Teks Bacaan -
Pekerja Tak Digaji, Direksi & Komisaris Indofarma Berlebih Tunjangan

Sabtu, 27/04/2024 18:09 WIB
Ilustrasi: Karyawan Indofarma merupakan pihak yang paking terdampak dari kerugian BUMN Farmasi ini. (Suara)

Ilustrasi: Karyawan Indofarma merupakan pihak yang paking terdampak dari kerugian BUMN Farmasi ini. (Suara)

Jakarta, law-justice.co - Hingga menjelang akhir April 2024, ribuan pekerja PT Indofarma (Persero) Tbk belum menerima gaji secara penuh. Serikat pekerja perusahaan pelat merah tersebut, lantas mempertimbangkan untuk menempuh jalur hukum. Teranyar, serikat pekerja menempuh langkah tripartit di Kemenaker. Namun, mediasi yang dipimpin Kemenaker dengan mempertemukan pihak manajemen Indofarma dan serikat pekerja belum membuahkan hasil berarti bagi kejelasan gaji pekerja.

“Kami tetap disuruh kerja, (tapi) kami tidak dikasih bensin, tidak dikasih makan (merujuk pada gaji). Ketika kami bicara dengan direksi, putar-putar saja (diskusi tak berarti), enggak ada solusinya. Lalu kemana kami akan teriak bahwa kami baju yang BUMN ini nyatanya sampai detik ini kami lapar,” kata Ketua Serikat Pekerja Indofarma Meida Wati dalam forum tripartit di Kemenaker pada Selasa (23/4/2024).

Catatan tata letak visual:
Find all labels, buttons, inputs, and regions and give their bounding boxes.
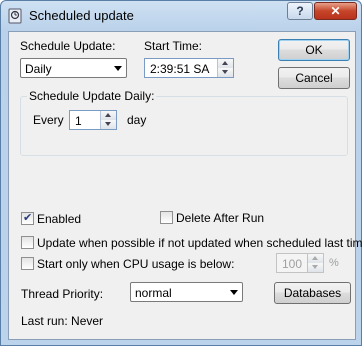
delete-after-run-checkbox[interactable] bbox=[160, 211, 173, 224]
thread-priority-label: Thread Priority: bbox=[21, 287, 104, 301]
cpu-usage-value: 100 bbox=[282, 257, 303, 271]
start-time-spinner[interactable] bbox=[217, 59, 233, 77]
enabled-label[interactable]: Enabled bbox=[37, 212, 81, 226]
window-title: Scheduled update bbox=[29, 8, 134, 23]
help-icon: ? bbox=[296, 4, 304, 18]
delete-after-run-label[interactable]: Delete After Run bbox=[176, 211, 264, 225]
cpu-usage-spinner[interactable] bbox=[307, 254, 323, 272]
every-days-input[interactable]: 1 bbox=[69, 110, 117, 130]
chevron-down-icon bbox=[114, 66, 122, 71]
close-icon: ✕ bbox=[330, 4, 341, 18]
cpu-usage-checkbox[interactable] bbox=[21, 257, 34, 270]
spin-down-icon[interactable] bbox=[101, 120, 116, 129]
thread-priority-value: normal bbox=[135, 286, 172, 300]
schedule-update-label: Schedule Update: bbox=[20, 39, 116, 53]
schedule-daily-title: Schedule Update Daily: bbox=[27, 89, 157, 103]
start-time-value: 2:39:51 SA bbox=[150, 62, 210, 76]
enabled-checkbox[interactable] bbox=[21, 211, 34, 225]
help-button[interactable]: ? bbox=[287, 2, 313, 20]
every-days-spinner[interactable] bbox=[100, 111, 116, 129]
chevron-down-icon bbox=[230, 290, 238, 295]
day-unit-label: day bbox=[127, 113, 147, 127]
dialog-window: Scheduled update ? ✕ Schedule Update: Da… bbox=[0, 0, 362, 346]
last-run-status: Last run: Never bbox=[21, 314, 104, 328]
spin-down-icon[interactable] bbox=[308, 263, 323, 272]
percent-unit-label: % bbox=[329, 257, 339, 269]
every-days-value: 1 bbox=[75, 114, 82, 128]
dialog-body: Schedule Update: Daily Start Time: 2:39:… bbox=[8, 31, 362, 340]
update-when-possible-label[interactable]: Update when possible if not updated when… bbox=[37, 236, 362, 250]
cpu-usage-input[interactable]: 100 bbox=[276, 253, 324, 273]
schedule-update-select[interactable]: Daily bbox=[20, 58, 127, 78]
cancel-button[interactable]: Cancel bbox=[278, 67, 350, 89]
close-button[interactable]: ✕ bbox=[314, 2, 357, 20]
spin-down-icon[interactable] bbox=[218, 68, 233, 77]
schedule-daily-group: Schedule Update Daily: Every 1 day bbox=[20, 89, 348, 156]
start-time-label: Start Time: bbox=[144, 39, 203, 53]
schedule-update-value: Daily bbox=[25, 62, 52, 76]
start-time-input[interactable]: 2:39:51 SA bbox=[144, 58, 234, 78]
ok-button[interactable]: OK bbox=[278, 39, 350, 61]
cpu-usage-label[interactable]: Start only when CPU usage is below: bbox=[37, 257, 234, 271]
every-label: Every bbox=[33, 113, 64, 127]
app-icon bbox=[8, 8, 22, 24]
title-bar[interactable]: Scheduled update ? ✕ bbox=[1, 1, 361, 31]
databases-button[interactable]: Databases bbox=[274, 282, 351, 304]
update-when-possible-checkbox[interactable] bbox=[21, 236, 34, 249]
thread-priority-select[interactable]: normal bbox=[130, 282, 243, 302]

Tugas Latihan Ini -
1. Tuliskan kembali teks tentang gaji pekerja Indofarma secara utuh tanpa mengubah apa pun.
2. Salin tanpa perubahan bagian catatan dari baris yang memuat "211, 173, 224]" hingga baris yang memuat "every-days-spinner[interactable] bbox=[100, 111, 116, 129]", termasuk kedua baris tersebut.
Teks dan catatan di atas diambil dari sumber yang berlainan.

Jawaban Per Tugas -
1.
Pekerja Tak Digaji, Direksi & Komisaris Indofarma Berlebih Tunjangan

Sabtu, 27/04/2024 18:09 WIB
Ilustrasi: Karyawan Indofarma merupakan pihak yang paking terdampak dari kerugian BUMN Farmasi ini. (Suara)

Ilustrasi: Karyawan Indofarma merupakan pihak yang paking terdampak dari kerugian BUMN Farmasi ini. (Suara)

Jakarta, law-justice.co - Hingga menjelang akhir April 2024, ribuan pekerja PT Indofarma (Persero) Tbk belum menerima gaji secara penuh. Serikat pekerja perusahaan pelat merah tersebut, lantas mempertimbangkan untuk menempuh jalur hukum. Teranyar, serikat pekerja menempuh langkah tripartit di Kemenaker. Namun, mediasi yang dipimpin Kemenaker dengan mempertemukan pihak manajemen Indofarma dan serikat pekerja belum membuahkan hasil berarti bagi kejelasan gaji pekerja.

“Kami tetap disuruh kerja, (tapi) kami tidak dikasih bensin, tidak dikasih makan (merujuk pada gaji). Ketika kami bicara dengan direksi, putar-putar saja (diskusi tak berarti), enggak ada solusinya. Lalu kemana kami akan teriak bahwa kami baju yang BUMN ini nyatanya sampai detik ini kami lapar,” kata Ketua Serikat Pekerja Indofarma Meida Wati dalam forum tripartit di Kemenaker pada Selasa (23/4/2024).

2.
delete-after-run-checkbox[interactable] bbox=[160, 211, 173, 224]
thread-priority-label: Thread Priority: bbox=[21, 287, 104, 301]
cpu-usage-value: 100 bbox=[282, 257, 303, 271]
start-time-spinner[interactable] bbox=[217, 59, 233, 77]
enabled-label[interactable]: Enabled bbox=[37, 212, 81, 226]
window-title: Scheduled update bbox=[29, 8, 134, 23]
help-icon: ? bbox=[296, 4, 304, 18]
delete-after-run-label[interactable]: Delete After Run bbox=[176, 211, 264, 225]
cpu-usage-spinner[interactable] bbox=[307, 254, 323, 272]
every-days-input[interactable]: 1 bbox=[69, 110, 117, 130]
chevron-down-icon bbox=[114, 66, 122, 71]
close-icon: ✕ bbox=[330, 4, 341, 18]
cpu-usage-checkbox[interactable] bbox=[21, 257, 34, 270]
spin-down-icon[interactable] bbox=[101, 120, 116, 129]
thread-priority-value: normal bbox=[135, 286, 172, 300]
schedule-update-label: Schedule Update: bbox=[20, 39, 116, 53]
schedule-daily-title: Schedule Update Daily: bbox=[27, 89, 157, 103]
start-time-value: 2:39:51 SA bbox=[150, 62, 210, 76]
enabled-checkbox[interactable] bbox=[21, 211, 34, 225]
help-button[interactable]: ? bbox=[287, 2, 313, 20]
every-days-spinner[interactable] bbox=[100, 111, 116, 129]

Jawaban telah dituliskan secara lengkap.